• Objective:
Identify every line in the records below that contains the word "DISPLAY", and reproduce each one.

• Items:
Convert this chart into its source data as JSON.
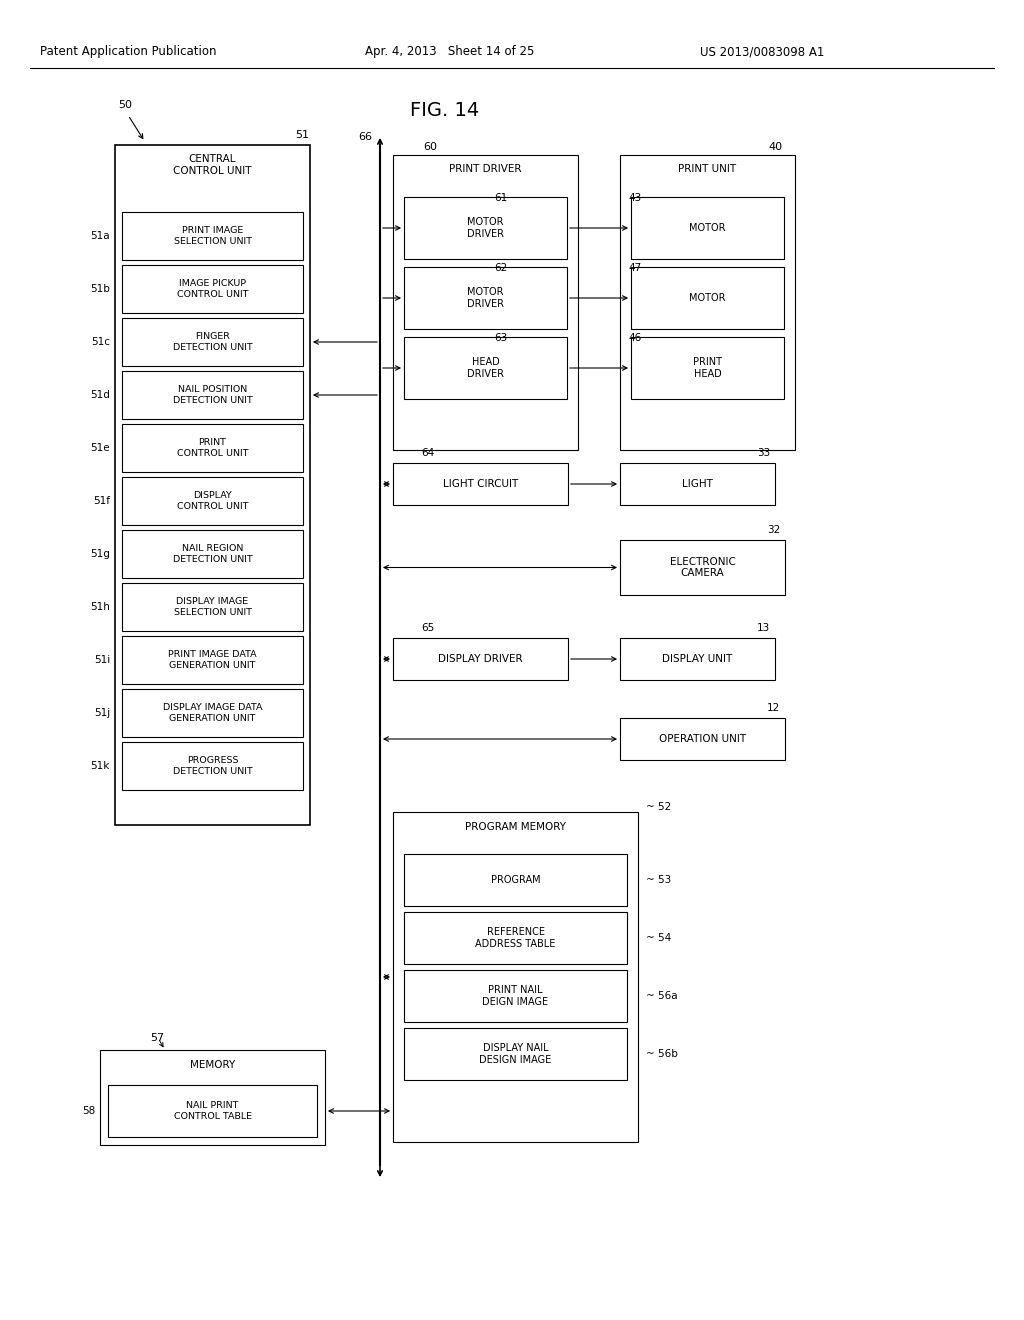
{
  "bg_color": "#ffffff",
  "header_left": "Patent Application Publication",
  "header_mid": "Apr. 4, 2013   Sheet 14 of 25",
  "header_right": "US 2013/0083098 A1",
  "fig_title": "FIG. 14",
  "sub_blocks_51": [
    {
      "label": "51a",
      "text": "PRINT IMAGE\nSELECTION UNIT"
    },
    {
      "label": "51b",
      "text": "IMAGE PICKUP\nCONTROL UNIT"
    },
    {
      "label": "51c",
      "text": "FINGER\nDETECTION UNIT"
    },
    {
      "label": "51d",
      "text": "NAIL POSITION\nDETECTION UNIT"
    },
    {
      "label": "51e",
      "text": "PRINT\nCONTROL UNIT"
    },
    {
      "label": "51f",
      "text": "DISPLAY\nCONTROL UNIT"
    },
    {
      "label": "51g",
      "text": "NAIL REGION\nDETECTION UNIT"
    },
    {
      "label": "51h",
      "text": "DISPLAY IMAGE\nSELECTION UNIT"
    },
    {
      "label": "51i",
      "text": "PRINT IMAGE DATA\nGENERATION UNIT"
    },
    {
      "label": "51j",
      "text": "DISPLAY IMAGE DATA\nGENERATION UNIT"
    },
    {
      "label": "51k",
      "text": "PROGRESS\nDETECTION UNIT"
    }
  ],
  "inner_print_driver": [
    {
      "label": "61",
      "text": "MOTOR\nDRIVER"
    },
    {
      "label": "62",
      "text": "MOTOR\nDRIVER"
    },
    {
      "label": "63",
      "text": "HEAD\nDRIVER"
    }
  ],
  "print_unit_items": [
    {
      "label": "43",
      "text": "MOTOR"
    },
    {
      "label": "47",
      "text": "MOTOR"
    },
    {
      "label": "46",
      "text": "PRINT\nHEAD"
    }
  ],
  "program_memory_items": [
    {
      "label": "53",
      "text": "PROGRAM"
    },
    {
      "label": "54",
      "text": "REFERENCE\nADDRESS TABLE"
    },
    {
      "label": "56a",
      "text": "PRINT NAIL\nDEIGN IMAGE"
    },
    {
      "label": "56b",
      "text": "DISPLAY NAIL\nDESIGN IMAGE"
    }
  ]
}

• Solution for this exercise:
      "text": "DISPLAY\nCONTROL UNIT"
      "text": "DISPLAY IMAGE\nSELECTION UNIT"
      "text": "DISPLAY IMAGE DATA\nGENERATION UNIT"
      "text": "DISPLAY NAIL\nDESIGN IMAGE"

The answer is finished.